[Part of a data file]

========================================

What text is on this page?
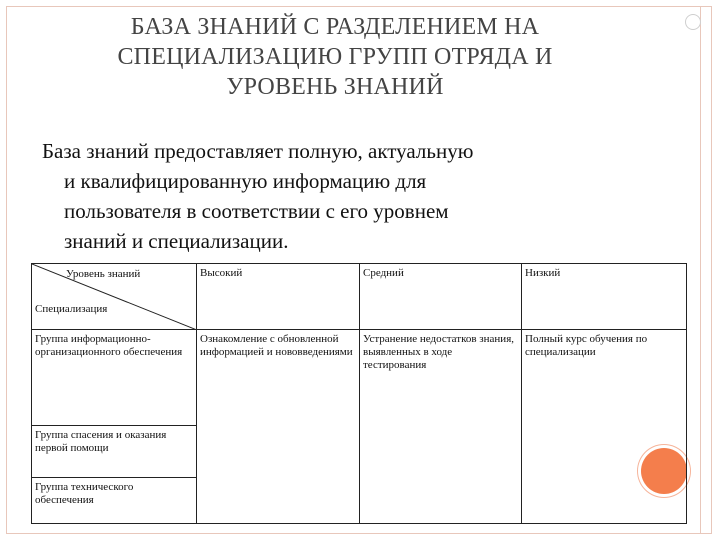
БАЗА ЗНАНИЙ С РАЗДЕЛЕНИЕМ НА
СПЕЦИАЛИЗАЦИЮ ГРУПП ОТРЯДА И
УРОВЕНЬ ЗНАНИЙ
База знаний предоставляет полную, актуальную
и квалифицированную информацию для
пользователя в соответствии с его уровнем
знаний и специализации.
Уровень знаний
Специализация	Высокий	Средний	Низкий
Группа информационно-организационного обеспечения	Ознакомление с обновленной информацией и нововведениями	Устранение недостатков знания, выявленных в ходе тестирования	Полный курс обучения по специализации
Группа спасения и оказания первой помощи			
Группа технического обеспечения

========================================

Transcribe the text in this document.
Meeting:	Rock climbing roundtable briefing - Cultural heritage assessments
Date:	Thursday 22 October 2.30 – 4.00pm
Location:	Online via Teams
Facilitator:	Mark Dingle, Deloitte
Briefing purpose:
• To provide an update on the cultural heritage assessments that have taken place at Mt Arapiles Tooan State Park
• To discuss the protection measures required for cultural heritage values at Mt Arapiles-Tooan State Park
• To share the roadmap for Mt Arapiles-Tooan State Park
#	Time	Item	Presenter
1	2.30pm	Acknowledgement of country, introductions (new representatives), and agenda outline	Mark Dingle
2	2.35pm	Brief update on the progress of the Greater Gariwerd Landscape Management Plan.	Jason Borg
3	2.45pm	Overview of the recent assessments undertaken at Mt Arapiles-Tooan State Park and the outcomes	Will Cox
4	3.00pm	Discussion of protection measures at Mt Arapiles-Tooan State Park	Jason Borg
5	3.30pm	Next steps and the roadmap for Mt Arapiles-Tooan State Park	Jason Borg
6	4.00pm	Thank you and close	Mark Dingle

========================================

**TASK:** Tell how many lines contain the word "assessments", using only the number.

**SOLUTION TO THE EXERCISE:** 3